=== Data shown ===
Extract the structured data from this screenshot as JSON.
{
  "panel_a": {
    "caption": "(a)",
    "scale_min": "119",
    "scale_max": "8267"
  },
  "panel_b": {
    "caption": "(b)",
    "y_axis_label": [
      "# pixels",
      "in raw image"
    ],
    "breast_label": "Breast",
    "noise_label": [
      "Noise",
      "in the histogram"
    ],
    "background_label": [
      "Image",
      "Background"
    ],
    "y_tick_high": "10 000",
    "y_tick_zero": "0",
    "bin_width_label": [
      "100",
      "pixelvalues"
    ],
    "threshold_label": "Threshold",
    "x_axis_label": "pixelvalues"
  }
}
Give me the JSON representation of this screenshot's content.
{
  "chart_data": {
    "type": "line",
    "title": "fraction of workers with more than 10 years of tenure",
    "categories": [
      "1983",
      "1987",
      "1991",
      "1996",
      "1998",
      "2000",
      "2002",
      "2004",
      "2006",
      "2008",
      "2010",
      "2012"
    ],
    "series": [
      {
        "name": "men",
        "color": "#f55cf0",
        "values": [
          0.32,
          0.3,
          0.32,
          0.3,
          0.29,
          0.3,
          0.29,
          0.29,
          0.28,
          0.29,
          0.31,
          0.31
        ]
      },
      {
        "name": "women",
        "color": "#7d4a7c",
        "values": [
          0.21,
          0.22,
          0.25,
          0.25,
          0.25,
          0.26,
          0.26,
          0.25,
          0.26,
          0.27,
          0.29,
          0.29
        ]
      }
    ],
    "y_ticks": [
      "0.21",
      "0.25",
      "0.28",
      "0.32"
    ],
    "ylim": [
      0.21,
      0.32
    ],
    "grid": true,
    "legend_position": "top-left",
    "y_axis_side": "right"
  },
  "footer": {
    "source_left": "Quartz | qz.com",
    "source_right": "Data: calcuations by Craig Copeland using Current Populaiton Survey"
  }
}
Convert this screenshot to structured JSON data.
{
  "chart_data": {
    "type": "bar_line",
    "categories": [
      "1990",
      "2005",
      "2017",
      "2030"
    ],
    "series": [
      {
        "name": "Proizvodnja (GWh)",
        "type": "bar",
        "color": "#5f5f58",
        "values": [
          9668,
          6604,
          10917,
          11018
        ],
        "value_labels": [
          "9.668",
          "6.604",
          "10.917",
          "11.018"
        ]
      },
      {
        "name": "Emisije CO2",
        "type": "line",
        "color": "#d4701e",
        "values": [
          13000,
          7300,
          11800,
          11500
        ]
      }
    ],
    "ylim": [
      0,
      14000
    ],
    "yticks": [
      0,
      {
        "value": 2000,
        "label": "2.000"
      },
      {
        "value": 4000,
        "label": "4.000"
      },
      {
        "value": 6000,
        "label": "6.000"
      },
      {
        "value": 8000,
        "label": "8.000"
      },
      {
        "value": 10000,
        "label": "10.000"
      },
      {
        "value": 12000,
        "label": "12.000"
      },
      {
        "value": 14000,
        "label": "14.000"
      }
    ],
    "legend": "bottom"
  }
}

=== What the task asks ===
From the records above, extract every entry exactly as given.

=== The response ===
Extract the structured data from this screenshot as JSON.
{
  "panel_a": {
    "caption": "(a)",
    "scale_min": "119",
    "scale_max": "8267"
  },
  "panel_b": {
    "caption": "(b)",
    "y_axis_label": [
      "# pixels",
      "in raw image"
    ],
    "breast_label": "Breast",
    "noise_label": [
      "Noise",
      "in the histogram"
    ],
    "background_label": [
      "Image",
      "Background"
    ],
    "y_tick_high": "10 000",
    "y_tick_zero": "0",
    "bin_width_label": [
      "100",
      "pixelvalues"
    ],
    "threshold_label": "Threshold",
    "x_axis_label": "pixelvalues"
  }
}
Give me the JSON representation of this screenshot's content.
{
  "chart_data": {
    "type": "line",
    "title": "fraction of workers with more than 10 years of tenure",
    "categories": [
      "1983",
      "1987",
      "1991",
      "1996",
      "1998",
      "2000",
      "2002",
      "2004",
      "2006",
      "2008",
      "2010",
      "2012"
    ],
    "series": [
      {
        "name": "men",
        "color": "#f55cf0",
        "values": [
          0.32,
          0.3,
          0.32,
          0.3,
          0.29,
          0.3,
          0.29,
          0.29,
          0.28,
          0.29,
          0.31,
          0.31
        ]
      },
      {
        "name": "women",
        "color": "#7d4a7c",
        "values": [
          0.21,
          0.22,
          0.25,
          0.25,
          0.25,
          0.26,
          0.26,
          0.25,
          0.26,
          0.27,
          0.29,
          0.29
        ]
      }
    ],
    "y_ticks": [
      "0.21",
      "0.25",
      "0.28",
      "0.32"
    ],
    "ylim": [
      0.21,
      0.32
    ],
    "grid": true,
    "legend_position": "top-left",
    "y_axis_side": "right"
  },
  "footer": {
    "source_left": "Quartz | qz.com",
    "source_right": "Data: calcuations by Craig Copeland using Current Populaiton Survey"
  }
}
Convert this screenshot to structured JSON data.
{
  "chart_data": {
    "type": "bar_line",
    "categories": [
      "1990",
      "2005",
      "2017",
      "2030"
    ],
    "series": [
      {
        "name": "Proizvodnja (GWh)",
        "type": "bar",
        "color": "#5f5f58",
        "values": [
          9668,
          6604,
          10917,
          11018
        ],
        "value_labels": [
          "9.668",
          "6.604",
          "10.917",
          "11.018"
        ]
      },
      {
        "name": "Emisije CO2",
        "type": "line",
        "color": "#d4701e",
        "values": [
          13000,
          7300,
          11800,
          11500
        ]
      }
    ],
    "ylim": [
      0,
      14000
    ],
    "yticks": [
      0,
      {
        "value": 2000,
        "label": "2.000"
      },
      {
        "value": 4000,
        "label": "4.000"
      },
      {
        "value": 6000,
        "label": "6.000"
      },
      {
        "value": 8000,
        "label": "8.000"
      },
      {
        "value": 10000,
        "label": "10.000"
      },
      {
        "value": 12000,
        "label": "12.000"
      },
      {
        "value": 14000,
        "label": "14.000"
      }
    ],
    "legend": "bottom"
  }
}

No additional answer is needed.